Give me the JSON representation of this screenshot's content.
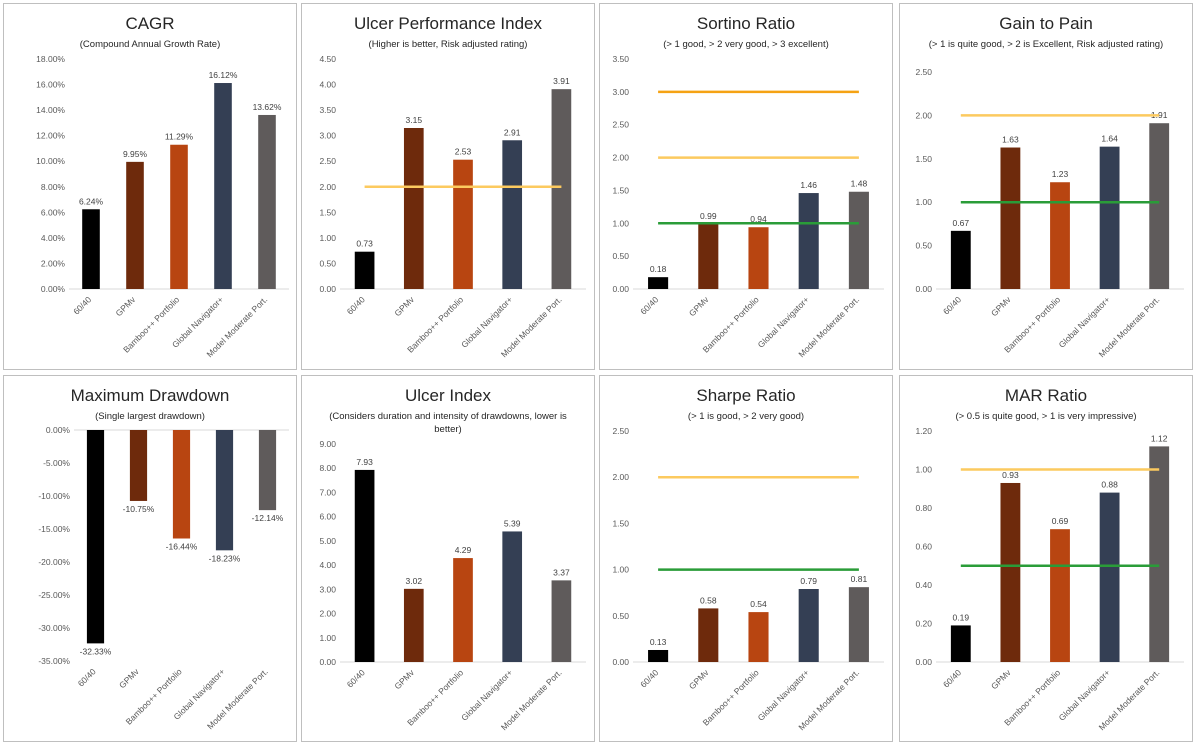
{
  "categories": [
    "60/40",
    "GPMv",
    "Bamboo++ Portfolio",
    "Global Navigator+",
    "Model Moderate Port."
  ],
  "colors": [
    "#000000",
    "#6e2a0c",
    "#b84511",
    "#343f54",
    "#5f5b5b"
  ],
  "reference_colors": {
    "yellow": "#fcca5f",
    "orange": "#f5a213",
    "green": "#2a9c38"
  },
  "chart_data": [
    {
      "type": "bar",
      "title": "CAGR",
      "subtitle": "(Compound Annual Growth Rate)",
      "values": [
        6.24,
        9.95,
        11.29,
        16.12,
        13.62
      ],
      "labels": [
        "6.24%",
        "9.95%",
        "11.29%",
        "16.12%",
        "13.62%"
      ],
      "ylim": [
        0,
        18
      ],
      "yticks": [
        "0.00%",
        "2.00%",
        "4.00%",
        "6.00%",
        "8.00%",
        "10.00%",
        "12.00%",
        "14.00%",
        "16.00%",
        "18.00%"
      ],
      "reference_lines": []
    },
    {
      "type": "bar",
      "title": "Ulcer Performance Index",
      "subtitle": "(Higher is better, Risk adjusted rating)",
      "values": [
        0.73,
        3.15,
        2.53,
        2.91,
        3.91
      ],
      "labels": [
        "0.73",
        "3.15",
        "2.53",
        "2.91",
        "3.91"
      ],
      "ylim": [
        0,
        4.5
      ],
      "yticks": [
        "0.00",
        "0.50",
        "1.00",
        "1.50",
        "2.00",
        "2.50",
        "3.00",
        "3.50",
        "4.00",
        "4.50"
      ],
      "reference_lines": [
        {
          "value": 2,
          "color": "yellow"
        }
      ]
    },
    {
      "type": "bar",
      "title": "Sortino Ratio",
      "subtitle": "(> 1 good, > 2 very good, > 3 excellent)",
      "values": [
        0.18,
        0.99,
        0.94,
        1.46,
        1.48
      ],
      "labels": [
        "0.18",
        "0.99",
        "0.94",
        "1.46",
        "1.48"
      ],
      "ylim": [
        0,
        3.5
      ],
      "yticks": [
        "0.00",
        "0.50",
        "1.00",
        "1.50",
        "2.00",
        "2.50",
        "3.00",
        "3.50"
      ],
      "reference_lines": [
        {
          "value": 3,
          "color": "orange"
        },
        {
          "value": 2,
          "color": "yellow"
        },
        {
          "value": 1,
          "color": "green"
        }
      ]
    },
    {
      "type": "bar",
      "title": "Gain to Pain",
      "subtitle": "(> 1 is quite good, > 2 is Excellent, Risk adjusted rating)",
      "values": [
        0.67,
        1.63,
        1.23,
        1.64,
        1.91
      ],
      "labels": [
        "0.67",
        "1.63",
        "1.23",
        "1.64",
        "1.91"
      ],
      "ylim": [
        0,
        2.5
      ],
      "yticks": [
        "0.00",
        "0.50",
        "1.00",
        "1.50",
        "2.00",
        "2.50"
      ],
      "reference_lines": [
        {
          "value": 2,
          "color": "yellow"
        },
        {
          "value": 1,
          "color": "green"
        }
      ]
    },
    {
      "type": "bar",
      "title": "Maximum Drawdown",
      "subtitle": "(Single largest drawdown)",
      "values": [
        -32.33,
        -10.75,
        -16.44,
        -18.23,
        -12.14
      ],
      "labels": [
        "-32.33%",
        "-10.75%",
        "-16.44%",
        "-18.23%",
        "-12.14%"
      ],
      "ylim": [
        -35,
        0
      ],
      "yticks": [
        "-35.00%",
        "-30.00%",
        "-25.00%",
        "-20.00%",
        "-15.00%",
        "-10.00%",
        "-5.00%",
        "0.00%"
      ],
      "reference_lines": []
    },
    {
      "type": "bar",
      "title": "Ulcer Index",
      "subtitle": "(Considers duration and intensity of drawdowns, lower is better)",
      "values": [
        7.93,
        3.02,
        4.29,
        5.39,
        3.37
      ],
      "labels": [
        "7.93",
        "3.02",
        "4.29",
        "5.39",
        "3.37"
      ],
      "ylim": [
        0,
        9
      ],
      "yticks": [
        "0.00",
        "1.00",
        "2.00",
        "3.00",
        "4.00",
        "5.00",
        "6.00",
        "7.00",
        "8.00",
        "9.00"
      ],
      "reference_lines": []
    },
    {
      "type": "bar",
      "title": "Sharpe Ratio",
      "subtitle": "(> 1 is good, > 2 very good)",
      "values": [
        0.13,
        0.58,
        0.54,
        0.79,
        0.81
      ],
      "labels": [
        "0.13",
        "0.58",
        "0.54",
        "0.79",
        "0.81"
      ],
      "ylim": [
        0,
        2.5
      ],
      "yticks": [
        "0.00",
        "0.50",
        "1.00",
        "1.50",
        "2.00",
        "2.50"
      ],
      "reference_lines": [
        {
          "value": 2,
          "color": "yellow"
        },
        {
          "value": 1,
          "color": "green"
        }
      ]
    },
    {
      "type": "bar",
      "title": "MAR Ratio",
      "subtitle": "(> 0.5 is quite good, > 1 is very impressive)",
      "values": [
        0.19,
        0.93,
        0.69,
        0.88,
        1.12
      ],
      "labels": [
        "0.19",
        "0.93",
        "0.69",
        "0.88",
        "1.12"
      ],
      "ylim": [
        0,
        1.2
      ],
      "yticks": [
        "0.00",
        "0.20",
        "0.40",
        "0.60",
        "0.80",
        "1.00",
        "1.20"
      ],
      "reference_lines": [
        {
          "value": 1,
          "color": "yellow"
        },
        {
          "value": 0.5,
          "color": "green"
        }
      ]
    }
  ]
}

---

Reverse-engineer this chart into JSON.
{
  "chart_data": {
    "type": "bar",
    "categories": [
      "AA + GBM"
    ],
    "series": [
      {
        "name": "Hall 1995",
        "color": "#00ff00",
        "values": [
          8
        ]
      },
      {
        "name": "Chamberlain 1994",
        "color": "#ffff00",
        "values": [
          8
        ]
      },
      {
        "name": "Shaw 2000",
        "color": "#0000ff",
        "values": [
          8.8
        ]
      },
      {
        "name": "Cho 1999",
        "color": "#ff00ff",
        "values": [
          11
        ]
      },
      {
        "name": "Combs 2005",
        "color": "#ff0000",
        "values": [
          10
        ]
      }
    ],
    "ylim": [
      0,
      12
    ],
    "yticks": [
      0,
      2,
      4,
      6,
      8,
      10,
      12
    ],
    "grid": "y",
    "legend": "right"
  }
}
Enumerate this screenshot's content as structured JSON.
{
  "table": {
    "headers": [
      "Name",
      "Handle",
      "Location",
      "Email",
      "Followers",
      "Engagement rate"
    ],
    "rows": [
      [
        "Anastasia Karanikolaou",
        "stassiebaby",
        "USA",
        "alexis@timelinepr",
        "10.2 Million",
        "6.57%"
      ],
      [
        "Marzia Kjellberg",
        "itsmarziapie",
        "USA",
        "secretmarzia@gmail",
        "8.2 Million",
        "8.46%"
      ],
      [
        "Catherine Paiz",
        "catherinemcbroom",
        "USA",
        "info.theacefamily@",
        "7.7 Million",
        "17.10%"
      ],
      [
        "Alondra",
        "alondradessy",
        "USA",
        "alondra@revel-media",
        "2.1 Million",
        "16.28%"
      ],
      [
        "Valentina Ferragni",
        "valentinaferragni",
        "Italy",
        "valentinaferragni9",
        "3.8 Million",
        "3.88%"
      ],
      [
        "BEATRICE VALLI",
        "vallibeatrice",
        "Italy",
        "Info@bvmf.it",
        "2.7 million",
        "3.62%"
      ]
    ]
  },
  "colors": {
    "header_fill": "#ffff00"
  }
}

▶ **Goal of the exercise**: Write down every line of the data above that includes the string "rating".

▶ **Problem solution**:
      "subtitle": "(Higher is better, Risk adjusted rating)",
      "subtitle": "(> 1 is quite good, > 2 is Excellent, Risk adjusted rating)",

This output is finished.